Stored data entries
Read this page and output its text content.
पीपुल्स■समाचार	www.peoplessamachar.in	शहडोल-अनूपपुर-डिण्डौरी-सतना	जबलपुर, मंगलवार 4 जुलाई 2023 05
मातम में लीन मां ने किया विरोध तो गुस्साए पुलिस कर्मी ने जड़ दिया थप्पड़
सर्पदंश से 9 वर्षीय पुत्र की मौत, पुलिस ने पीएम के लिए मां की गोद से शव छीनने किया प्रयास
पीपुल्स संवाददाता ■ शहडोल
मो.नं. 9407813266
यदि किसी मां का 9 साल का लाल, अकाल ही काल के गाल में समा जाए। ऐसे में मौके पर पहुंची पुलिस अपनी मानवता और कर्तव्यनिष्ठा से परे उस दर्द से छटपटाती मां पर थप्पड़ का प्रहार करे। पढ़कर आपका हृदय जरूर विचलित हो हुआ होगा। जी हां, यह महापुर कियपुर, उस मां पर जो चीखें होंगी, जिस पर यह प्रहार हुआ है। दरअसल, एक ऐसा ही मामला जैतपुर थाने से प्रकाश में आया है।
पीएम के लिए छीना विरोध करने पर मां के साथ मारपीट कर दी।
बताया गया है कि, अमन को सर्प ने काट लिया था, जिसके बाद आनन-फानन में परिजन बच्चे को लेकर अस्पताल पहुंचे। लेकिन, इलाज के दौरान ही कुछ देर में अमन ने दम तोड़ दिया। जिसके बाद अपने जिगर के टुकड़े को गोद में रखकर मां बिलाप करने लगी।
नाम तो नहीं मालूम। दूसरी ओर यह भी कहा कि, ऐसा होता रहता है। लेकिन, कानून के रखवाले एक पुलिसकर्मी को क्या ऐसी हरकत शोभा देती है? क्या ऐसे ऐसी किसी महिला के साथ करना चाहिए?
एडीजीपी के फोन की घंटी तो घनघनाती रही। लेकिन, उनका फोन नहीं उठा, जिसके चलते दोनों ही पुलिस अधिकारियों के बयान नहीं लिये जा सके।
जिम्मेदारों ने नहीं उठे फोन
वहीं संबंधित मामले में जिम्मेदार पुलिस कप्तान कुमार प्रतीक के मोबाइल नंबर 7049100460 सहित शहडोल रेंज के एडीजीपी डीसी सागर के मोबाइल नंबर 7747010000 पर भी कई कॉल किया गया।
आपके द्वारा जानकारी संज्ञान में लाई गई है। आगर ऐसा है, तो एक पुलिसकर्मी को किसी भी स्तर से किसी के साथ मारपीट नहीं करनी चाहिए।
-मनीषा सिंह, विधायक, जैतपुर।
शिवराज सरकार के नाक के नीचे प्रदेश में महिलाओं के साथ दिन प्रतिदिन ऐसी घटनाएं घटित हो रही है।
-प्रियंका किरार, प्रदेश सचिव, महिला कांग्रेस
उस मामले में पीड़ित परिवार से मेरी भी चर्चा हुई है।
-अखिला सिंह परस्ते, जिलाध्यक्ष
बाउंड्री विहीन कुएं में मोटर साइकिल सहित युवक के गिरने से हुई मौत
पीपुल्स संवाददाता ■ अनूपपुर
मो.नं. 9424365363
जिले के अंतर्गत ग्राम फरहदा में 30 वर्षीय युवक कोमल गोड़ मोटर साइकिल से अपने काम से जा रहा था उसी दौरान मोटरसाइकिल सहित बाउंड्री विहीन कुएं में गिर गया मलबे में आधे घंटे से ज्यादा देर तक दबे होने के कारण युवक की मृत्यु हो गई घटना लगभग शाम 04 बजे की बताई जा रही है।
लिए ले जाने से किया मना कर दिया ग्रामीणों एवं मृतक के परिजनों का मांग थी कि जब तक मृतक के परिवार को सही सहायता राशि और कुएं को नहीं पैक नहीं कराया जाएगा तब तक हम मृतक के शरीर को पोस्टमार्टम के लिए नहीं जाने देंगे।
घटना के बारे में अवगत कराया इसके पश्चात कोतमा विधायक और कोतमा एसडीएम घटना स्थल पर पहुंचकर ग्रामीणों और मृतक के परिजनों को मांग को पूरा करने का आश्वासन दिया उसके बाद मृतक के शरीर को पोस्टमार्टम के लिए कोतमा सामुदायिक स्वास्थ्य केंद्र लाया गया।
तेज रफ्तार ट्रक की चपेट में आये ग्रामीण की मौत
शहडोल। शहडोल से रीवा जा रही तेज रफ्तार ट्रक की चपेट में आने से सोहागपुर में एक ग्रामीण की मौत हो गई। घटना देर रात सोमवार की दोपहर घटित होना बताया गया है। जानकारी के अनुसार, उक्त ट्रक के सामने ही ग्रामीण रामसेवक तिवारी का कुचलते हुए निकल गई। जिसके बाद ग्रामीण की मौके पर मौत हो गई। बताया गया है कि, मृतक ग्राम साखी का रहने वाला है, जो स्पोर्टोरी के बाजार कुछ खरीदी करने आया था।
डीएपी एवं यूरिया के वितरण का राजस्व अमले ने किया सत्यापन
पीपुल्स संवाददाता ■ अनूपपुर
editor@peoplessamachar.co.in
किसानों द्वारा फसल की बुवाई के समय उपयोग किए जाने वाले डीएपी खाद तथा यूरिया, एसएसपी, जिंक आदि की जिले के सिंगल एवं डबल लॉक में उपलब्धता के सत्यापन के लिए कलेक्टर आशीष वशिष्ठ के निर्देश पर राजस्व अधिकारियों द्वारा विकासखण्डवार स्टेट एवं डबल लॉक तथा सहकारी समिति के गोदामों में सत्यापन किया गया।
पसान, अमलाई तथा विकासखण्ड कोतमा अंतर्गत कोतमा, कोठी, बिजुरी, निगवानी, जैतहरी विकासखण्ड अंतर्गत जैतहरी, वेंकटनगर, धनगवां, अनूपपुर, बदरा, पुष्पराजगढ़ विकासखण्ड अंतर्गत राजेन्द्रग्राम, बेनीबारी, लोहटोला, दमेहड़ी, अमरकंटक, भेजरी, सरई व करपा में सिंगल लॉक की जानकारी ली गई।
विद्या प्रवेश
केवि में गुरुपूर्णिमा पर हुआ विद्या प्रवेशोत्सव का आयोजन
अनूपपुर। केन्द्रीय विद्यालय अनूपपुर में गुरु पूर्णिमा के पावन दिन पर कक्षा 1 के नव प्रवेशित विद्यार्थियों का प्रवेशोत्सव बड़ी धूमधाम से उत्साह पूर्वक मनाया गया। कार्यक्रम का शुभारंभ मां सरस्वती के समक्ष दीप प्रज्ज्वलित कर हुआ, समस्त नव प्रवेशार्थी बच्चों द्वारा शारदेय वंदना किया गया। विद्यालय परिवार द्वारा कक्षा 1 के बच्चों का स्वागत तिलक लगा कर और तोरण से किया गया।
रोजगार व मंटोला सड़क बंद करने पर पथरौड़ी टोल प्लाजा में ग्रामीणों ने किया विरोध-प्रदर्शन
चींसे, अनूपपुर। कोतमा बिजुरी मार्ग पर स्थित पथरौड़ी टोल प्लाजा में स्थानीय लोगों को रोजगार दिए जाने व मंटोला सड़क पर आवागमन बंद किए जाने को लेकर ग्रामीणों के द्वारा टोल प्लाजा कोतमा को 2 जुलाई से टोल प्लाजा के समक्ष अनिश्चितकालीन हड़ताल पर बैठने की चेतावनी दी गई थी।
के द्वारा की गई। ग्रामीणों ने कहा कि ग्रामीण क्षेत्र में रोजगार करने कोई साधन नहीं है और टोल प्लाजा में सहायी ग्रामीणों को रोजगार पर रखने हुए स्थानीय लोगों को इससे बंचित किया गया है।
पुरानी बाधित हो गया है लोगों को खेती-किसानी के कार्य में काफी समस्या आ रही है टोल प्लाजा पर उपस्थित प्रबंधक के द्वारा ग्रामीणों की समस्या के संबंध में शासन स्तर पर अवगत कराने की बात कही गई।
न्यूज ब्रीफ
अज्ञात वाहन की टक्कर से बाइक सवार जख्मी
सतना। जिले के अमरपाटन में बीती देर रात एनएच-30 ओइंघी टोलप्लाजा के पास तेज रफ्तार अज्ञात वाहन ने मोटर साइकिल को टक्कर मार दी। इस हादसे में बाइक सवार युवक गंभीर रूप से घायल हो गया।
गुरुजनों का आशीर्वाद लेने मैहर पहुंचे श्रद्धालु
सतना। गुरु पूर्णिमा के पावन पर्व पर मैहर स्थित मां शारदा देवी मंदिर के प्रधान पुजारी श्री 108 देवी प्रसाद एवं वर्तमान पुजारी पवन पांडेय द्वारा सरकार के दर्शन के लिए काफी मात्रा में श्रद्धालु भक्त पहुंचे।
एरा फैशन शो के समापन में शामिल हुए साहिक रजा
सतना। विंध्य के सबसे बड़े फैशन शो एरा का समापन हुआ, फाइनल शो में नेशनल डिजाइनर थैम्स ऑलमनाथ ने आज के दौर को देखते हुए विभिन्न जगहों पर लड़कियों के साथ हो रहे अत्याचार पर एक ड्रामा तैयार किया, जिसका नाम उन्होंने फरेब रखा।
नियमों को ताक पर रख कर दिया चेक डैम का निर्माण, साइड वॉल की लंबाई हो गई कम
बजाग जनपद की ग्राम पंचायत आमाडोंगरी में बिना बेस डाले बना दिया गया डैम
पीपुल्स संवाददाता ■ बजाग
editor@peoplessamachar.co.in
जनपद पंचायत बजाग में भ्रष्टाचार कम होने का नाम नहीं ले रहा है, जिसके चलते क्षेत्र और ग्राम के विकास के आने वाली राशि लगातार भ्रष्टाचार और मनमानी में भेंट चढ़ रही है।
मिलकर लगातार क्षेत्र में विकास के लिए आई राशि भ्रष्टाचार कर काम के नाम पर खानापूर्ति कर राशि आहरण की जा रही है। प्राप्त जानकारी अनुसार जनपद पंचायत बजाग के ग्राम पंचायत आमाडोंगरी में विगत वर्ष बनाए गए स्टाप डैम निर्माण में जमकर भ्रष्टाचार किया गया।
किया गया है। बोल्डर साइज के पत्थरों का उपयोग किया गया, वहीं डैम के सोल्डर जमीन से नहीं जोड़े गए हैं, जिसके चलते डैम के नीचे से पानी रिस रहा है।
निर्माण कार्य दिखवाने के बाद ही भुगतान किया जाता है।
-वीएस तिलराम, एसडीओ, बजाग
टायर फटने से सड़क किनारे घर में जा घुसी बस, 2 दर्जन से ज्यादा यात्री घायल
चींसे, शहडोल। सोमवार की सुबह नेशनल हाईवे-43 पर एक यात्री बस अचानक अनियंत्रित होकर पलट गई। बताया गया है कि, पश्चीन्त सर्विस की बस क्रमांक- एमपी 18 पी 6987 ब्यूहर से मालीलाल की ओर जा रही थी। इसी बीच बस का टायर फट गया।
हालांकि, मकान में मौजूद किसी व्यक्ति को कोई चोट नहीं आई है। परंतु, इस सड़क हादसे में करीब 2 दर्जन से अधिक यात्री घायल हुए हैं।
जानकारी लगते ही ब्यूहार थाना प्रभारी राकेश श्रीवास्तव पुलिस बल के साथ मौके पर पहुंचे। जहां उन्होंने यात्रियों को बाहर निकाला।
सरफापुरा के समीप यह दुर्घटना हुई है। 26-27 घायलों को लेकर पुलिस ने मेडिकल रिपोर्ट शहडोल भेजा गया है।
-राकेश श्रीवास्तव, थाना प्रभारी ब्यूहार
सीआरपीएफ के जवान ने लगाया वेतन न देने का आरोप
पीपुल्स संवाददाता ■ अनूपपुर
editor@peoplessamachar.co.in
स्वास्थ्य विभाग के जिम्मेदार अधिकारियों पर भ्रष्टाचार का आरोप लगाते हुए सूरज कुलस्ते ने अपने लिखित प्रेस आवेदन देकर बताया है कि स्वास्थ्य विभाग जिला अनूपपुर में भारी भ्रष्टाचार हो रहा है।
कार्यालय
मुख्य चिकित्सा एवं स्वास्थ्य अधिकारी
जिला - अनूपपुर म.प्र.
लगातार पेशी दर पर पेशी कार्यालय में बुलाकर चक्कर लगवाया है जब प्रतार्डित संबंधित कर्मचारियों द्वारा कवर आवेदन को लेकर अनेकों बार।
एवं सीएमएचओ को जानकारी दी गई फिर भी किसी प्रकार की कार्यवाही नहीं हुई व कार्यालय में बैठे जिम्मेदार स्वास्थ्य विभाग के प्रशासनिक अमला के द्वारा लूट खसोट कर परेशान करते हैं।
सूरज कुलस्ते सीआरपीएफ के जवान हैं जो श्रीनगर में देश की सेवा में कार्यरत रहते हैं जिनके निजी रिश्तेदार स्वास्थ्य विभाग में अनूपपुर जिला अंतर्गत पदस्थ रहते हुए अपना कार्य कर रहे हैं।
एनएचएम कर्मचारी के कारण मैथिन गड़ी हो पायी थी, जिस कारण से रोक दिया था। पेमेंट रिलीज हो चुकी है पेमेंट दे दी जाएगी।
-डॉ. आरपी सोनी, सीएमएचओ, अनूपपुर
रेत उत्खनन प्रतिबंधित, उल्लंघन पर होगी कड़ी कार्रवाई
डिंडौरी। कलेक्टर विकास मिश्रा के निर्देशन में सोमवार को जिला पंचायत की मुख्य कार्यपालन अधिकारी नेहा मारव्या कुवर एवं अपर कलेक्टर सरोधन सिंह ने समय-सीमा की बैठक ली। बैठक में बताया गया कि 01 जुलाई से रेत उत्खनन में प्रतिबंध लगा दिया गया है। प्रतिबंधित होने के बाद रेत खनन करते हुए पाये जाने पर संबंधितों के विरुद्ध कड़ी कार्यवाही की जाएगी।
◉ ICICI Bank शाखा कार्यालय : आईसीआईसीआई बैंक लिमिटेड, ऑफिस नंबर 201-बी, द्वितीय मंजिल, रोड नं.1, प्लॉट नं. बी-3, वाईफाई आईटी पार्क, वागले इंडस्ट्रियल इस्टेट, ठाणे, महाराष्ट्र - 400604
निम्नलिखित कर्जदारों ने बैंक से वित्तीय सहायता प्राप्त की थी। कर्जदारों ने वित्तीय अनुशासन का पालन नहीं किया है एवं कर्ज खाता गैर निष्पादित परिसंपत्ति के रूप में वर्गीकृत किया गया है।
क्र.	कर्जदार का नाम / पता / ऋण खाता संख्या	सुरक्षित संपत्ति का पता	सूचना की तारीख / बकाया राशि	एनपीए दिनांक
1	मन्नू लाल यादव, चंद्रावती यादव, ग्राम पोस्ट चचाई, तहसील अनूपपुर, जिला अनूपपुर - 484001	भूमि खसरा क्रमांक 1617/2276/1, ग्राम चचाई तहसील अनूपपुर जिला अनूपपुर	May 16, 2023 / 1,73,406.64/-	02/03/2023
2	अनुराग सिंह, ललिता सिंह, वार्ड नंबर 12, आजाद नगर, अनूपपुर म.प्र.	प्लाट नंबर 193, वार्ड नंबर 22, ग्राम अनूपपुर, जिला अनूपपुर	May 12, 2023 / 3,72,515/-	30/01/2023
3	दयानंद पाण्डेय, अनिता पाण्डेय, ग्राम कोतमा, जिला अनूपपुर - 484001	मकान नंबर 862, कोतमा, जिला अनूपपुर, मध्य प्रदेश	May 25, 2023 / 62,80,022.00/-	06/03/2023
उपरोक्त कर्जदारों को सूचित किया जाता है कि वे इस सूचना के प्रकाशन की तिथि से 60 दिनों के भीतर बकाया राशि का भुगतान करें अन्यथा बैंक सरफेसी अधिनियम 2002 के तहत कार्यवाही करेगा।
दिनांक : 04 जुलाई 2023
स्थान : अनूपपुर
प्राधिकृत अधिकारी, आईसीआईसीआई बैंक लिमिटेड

TO BE DONE: Find how many lines include the string "अवगत" and report that number alone.

FINISHED EXERCISE: 2